**YOUR INSTRUCTIONS**
Please output only the lines that run from the line containing "Extract the structured" through the end of the material below, exactly.

**RECORD SET**
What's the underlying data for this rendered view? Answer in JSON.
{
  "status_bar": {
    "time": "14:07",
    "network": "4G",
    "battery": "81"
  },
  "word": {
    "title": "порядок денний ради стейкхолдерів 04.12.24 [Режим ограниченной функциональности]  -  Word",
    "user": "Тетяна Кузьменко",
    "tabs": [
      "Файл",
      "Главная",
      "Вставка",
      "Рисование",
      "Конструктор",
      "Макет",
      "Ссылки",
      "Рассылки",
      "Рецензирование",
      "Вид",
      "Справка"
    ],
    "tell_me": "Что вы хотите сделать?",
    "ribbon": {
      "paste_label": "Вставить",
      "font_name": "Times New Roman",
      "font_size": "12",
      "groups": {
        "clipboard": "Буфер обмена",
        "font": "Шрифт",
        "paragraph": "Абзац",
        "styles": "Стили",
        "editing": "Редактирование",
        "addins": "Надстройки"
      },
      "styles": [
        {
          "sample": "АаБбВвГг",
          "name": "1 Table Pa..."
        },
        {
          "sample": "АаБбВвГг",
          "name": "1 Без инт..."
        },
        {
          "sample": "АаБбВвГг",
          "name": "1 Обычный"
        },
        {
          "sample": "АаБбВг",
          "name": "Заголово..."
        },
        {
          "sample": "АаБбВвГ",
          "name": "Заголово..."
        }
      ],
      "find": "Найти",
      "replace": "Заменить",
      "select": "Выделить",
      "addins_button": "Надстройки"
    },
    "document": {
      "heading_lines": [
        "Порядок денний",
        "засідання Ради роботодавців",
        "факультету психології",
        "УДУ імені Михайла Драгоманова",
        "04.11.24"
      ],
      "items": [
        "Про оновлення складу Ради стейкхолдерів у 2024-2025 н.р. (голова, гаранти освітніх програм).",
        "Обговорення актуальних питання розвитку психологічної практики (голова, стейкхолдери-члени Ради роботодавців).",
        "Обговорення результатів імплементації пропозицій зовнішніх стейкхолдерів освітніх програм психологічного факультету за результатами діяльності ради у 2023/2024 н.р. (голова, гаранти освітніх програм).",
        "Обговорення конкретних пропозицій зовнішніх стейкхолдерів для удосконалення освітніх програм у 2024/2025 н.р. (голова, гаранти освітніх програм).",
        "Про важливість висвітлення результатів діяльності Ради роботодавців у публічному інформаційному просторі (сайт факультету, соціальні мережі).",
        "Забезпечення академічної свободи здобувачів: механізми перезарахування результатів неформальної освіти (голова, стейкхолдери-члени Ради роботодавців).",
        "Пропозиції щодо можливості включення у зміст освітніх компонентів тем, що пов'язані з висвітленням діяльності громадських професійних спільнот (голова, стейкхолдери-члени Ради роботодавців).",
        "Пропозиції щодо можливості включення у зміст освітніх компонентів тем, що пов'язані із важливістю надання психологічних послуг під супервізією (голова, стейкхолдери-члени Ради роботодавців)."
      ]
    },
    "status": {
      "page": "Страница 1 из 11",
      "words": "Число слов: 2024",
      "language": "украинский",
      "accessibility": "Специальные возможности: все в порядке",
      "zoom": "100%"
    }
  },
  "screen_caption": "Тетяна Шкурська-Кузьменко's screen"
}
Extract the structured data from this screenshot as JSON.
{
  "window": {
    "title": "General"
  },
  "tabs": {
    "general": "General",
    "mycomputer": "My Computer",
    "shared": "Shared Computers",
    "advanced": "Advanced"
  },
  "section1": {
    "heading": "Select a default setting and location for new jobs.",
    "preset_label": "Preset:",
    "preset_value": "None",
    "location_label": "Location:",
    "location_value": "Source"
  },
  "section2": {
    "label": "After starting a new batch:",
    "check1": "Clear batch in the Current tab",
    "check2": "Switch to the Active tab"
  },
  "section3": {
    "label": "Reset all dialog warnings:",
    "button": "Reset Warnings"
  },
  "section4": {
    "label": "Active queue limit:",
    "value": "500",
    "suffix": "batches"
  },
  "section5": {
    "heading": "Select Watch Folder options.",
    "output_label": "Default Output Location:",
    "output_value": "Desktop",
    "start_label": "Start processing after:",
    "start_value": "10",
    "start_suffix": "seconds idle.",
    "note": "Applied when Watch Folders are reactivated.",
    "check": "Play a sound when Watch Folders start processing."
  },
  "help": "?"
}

**PROBLEM SOLUTION**
Extract the structured data from this screenshot as JSON.
{
  "window": {
    "title": "General"
  },
  "tabs": {
    "general": "General",
    "mycomputer": "My Computer",
    "shared": "Shared Computers",
    "advanced": "Advanced"
  },
  "section1": {
    "heading": "Select a default setting and location for new jobs.",
    "preset_label": "Preset:",
    "preset_value": "None",
    "location_label": "Location:",
    "location_value": "Source"
  },
  "section2": {
    "label": "After starting a new batch:",
    "check1": "Clear batch in the Current tab",
    "check2": "Switch to the Active tab"
  },
  "section3": {
    "label": "Reset all dialog warnings:",
    "button": "Reset Warnings"
  },
  "section4": {
    "label": "Active queue limit:",
    "value": "500",
    "suffix": "batches"
  },
  "section5": {
    "heading": "Select Watch Folder options.",
    "output_label": "Default Output Location:",
    "output_value": "Desktop",
    "start_label": "Start processing after:",
    "start_value": "10",
    "start_suffix": "seconds idle.",
    "note": "Applied when Watch Folders are reactivated.",
    "check": "Play a sound when Watch Folders start processing."
  },
  "help": "?"
}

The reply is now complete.